**SUPPLIED ENTRIES**
--- Start ---

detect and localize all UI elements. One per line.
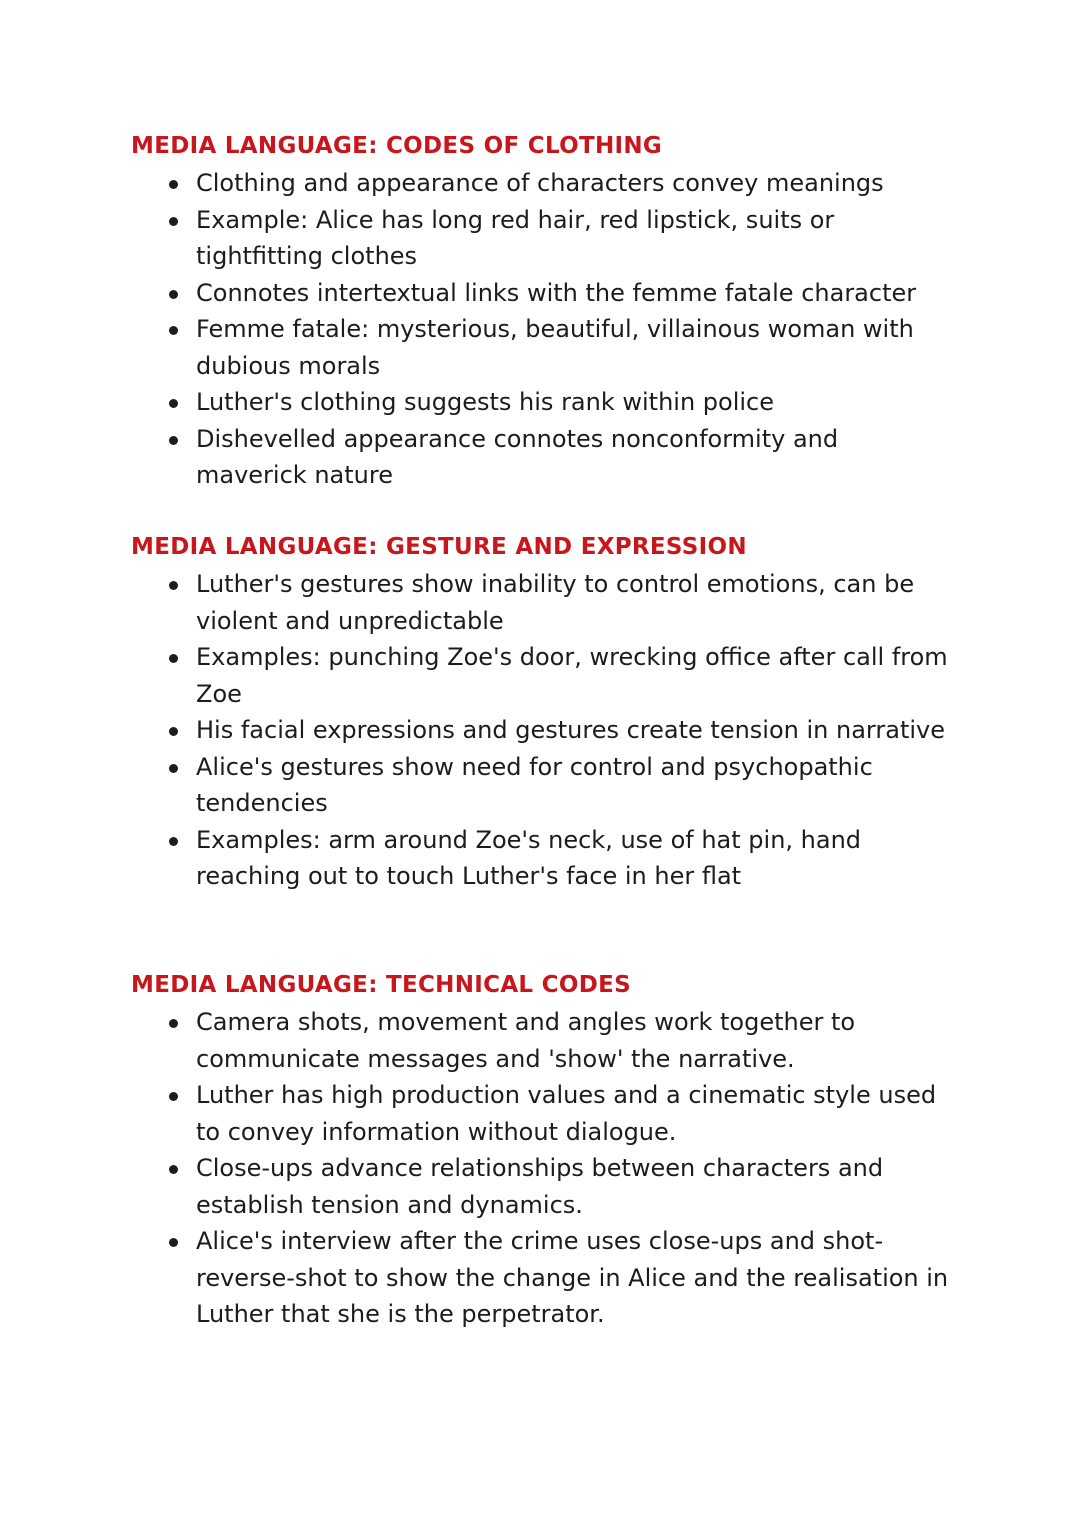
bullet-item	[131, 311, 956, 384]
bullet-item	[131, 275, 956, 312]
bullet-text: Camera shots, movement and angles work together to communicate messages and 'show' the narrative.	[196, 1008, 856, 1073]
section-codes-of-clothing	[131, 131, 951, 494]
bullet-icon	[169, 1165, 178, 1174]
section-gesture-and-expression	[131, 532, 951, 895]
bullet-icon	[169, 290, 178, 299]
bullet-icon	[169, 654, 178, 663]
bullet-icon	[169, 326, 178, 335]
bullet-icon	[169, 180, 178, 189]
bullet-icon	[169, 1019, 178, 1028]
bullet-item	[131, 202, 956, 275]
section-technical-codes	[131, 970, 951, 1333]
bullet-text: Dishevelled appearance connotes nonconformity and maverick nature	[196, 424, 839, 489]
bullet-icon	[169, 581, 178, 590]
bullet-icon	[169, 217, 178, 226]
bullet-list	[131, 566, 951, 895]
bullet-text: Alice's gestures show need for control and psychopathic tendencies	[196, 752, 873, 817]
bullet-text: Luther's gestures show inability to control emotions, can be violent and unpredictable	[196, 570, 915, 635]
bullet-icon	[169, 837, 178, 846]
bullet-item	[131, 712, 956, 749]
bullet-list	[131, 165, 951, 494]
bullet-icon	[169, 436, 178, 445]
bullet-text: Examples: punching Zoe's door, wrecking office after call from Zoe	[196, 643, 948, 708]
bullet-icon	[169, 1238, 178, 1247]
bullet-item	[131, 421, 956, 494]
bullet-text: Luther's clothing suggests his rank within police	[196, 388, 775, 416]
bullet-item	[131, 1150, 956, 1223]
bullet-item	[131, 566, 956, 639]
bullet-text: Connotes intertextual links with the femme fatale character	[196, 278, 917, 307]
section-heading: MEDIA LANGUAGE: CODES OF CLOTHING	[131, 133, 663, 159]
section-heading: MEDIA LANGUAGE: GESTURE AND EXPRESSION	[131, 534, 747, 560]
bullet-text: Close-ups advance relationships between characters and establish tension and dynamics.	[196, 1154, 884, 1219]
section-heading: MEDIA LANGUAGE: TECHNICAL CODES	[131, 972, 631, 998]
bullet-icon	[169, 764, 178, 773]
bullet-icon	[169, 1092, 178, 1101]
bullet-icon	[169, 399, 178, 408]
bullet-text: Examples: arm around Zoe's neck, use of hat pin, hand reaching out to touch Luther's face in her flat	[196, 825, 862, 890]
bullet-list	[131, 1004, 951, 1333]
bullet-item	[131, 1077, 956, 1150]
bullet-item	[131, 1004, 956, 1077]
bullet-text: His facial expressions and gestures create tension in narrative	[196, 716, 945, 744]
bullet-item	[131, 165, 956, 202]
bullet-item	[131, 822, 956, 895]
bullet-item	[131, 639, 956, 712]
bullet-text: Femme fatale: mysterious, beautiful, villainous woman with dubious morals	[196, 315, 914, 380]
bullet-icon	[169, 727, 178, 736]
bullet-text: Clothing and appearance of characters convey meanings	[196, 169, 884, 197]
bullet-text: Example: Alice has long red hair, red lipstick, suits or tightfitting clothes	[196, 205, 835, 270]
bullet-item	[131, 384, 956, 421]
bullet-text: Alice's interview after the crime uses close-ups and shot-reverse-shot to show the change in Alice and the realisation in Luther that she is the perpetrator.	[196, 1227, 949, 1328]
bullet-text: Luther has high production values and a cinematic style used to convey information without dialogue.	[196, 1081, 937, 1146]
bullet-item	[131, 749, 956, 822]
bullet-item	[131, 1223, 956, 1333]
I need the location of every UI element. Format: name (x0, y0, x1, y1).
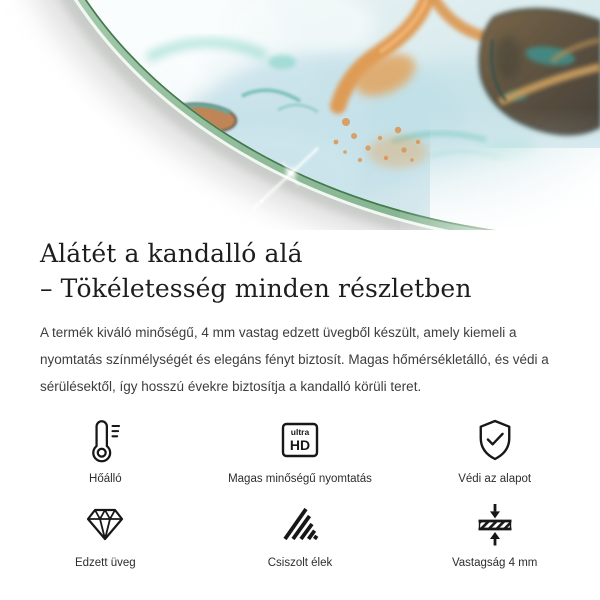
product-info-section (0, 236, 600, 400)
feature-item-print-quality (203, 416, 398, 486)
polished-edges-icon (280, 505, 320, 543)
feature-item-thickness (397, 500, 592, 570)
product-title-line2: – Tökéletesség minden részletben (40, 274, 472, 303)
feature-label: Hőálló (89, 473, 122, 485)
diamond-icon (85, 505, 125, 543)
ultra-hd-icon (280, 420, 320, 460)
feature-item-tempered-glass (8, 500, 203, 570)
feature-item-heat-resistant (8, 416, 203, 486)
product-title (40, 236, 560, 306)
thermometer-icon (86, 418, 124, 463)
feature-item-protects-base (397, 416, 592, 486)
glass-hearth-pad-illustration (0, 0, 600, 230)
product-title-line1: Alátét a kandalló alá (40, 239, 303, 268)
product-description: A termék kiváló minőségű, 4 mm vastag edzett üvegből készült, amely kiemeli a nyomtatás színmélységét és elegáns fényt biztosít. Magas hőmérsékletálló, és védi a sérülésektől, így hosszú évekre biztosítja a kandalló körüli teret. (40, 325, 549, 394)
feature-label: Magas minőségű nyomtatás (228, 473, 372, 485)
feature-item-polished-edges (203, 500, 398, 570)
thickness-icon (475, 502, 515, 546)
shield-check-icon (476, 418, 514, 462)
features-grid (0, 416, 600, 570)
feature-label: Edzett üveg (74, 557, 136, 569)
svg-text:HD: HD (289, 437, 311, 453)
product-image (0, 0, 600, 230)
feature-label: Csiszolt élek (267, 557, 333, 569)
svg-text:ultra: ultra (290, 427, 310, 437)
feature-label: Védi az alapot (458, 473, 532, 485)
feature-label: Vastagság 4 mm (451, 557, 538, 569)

--- End ---
--- Start ---

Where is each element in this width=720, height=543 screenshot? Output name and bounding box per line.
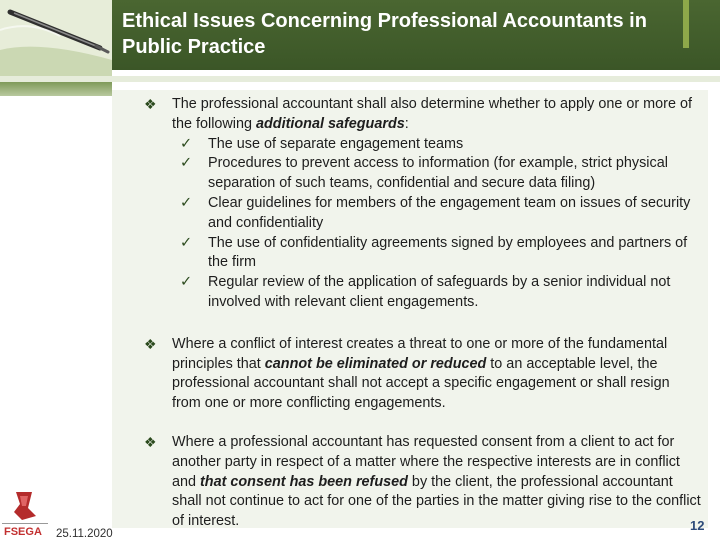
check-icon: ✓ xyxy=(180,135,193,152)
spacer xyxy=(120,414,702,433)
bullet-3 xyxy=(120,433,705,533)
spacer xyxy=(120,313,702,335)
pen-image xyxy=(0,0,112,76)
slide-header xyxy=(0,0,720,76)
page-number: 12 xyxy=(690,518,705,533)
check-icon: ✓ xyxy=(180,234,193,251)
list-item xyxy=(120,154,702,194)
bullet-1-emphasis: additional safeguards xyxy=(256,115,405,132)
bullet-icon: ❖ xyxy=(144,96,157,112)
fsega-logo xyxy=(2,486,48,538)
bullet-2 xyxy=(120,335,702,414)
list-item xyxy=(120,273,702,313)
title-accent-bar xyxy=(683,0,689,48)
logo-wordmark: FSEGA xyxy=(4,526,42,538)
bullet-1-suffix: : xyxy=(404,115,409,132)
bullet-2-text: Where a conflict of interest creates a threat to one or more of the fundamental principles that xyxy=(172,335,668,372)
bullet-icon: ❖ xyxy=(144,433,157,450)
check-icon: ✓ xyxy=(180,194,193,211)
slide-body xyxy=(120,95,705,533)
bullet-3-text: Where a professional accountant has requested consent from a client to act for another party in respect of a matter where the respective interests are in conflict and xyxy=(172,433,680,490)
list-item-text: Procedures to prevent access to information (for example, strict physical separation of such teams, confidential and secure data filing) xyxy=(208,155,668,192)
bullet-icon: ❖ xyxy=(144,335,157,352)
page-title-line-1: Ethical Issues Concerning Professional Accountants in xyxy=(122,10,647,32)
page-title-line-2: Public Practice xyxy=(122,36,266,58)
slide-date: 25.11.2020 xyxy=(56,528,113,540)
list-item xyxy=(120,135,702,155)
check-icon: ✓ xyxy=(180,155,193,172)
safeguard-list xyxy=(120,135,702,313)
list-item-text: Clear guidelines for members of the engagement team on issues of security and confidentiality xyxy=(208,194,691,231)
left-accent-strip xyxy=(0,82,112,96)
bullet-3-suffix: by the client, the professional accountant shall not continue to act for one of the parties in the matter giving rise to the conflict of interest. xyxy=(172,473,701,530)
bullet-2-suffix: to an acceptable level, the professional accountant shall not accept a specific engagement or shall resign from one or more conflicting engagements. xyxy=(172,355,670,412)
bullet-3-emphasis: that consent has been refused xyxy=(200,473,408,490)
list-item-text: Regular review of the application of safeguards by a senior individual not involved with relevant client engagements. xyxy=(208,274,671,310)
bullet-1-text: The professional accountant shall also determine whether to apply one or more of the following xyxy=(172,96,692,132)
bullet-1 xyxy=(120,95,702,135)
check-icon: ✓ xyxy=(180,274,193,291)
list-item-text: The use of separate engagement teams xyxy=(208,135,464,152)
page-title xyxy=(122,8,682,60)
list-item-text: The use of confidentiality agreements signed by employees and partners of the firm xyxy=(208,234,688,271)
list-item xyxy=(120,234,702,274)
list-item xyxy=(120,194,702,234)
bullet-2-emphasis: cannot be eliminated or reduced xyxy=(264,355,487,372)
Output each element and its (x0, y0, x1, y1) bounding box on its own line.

--- End ---

Copy the data word for word, from the line containing "311, 956, 384]" through the line containing "bullet-text: Alice's gestures", including both of those lines.

bullet-item	[131, 311, 956, 384]
bullet-item	[131, 275, 956, 312]
bullet-text: Camera shots, movement and angles work together to communicate messages and 'show' the narrative.	[196, 1008, 856, 1073]
section-codes-of-clothing	[131, 131, 951, 494]
bullet-icon	[169, 1165, 178, 1174]
section-gesture-and-expression	[131, 532, 951, 895]
bullet-icon	[169, 290, 178, 299]
bullet-icon	[169, 654, 178, 663]
bullet-icon	[169, 326, 178, 335]
bullet-icon	[169, 180, 178, 189]
bullet-icon	[169, 1019, 178, 1028]
bullet-item	[131, 202, 956, 275]
section-technical-codes	[131, 970, 951, 1333]
bullet-text: Dishevelled appearance connotes nonconformity and maverick nature	[196, 424, 839, 489]
bullet-icon	[169, 581, 178, 590]
bullet-icon	[169, 217, 178, 226]
bullet-list	[131, 566, 951, 895]
bullet-text: Alice's gestures show need for control and psychopathic tendencies	[196, 752, 873, 817]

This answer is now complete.